------ Records provided
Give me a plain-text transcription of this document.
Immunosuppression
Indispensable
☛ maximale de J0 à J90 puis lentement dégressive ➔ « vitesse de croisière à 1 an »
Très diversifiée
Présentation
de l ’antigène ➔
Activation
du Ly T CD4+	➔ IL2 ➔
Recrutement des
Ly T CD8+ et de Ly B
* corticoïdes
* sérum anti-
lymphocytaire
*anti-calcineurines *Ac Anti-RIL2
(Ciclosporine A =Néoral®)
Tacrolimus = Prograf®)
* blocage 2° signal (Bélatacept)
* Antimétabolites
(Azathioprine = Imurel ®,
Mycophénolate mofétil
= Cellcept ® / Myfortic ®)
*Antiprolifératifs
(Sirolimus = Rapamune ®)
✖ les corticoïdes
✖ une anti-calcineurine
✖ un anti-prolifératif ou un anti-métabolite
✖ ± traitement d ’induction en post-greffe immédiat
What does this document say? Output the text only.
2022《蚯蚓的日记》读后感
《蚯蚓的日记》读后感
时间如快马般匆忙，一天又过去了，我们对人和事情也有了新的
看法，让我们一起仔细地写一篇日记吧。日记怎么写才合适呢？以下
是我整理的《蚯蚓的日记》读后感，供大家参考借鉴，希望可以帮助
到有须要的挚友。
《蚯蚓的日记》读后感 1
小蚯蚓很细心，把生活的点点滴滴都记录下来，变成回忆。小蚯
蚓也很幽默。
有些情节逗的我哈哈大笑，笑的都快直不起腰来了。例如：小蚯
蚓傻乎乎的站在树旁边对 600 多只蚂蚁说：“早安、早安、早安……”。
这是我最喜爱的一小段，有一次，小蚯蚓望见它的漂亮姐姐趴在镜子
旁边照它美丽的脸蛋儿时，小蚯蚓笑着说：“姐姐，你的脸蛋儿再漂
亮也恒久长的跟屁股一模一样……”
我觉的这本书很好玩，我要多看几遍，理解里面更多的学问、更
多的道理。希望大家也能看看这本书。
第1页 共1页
------------
Could you give again exactly the lines from the line containing "What does this" through the final line of the data above, and no others?

→ Written solution:
What does this document say? Output the text only.
2022《蚯蚓的日记》读后感
《蚯蚓的日记》读后感
时间如快马般匆忙，一天又过去了，我们对人和事情也有了新的
看法，让我们一起仔细地写一篇日记吧。日记怎么写才合适呢？以下
是我整理的《蚯蚓的日记》读后感，供大家参考借鉴，希望可以帮助
到有须要的挚友。
《蚯蚓的日记》读后感 1
小蚯蚓很细心，把生活的点点滴滴都记录下来，变成回忆。小蚯
蚓也很幽默。
有些情节逗的我哈哈大笑，笑的都快直不起腰来了。例如：小蚯
蚓傻乎乎的站在树旁边对 600 多只蚂蚁说：“早安、早安、早安……”。
这是我最喜爱的一小段，有一次，小蚯蚓望见它的漂亮姐姐趴在镜子
旁边照它美丽的脸蛋儿时，小蚯蚓笑着说：“姐姐，你的脸蛋儿再漂
亮也恒久长的跟屁股一模一样……”
我觉的这本书很好玩，我要多看几遍，理解里面更多的学问、更
多的道理。希望大家也能看看这本书。
第1页 共1页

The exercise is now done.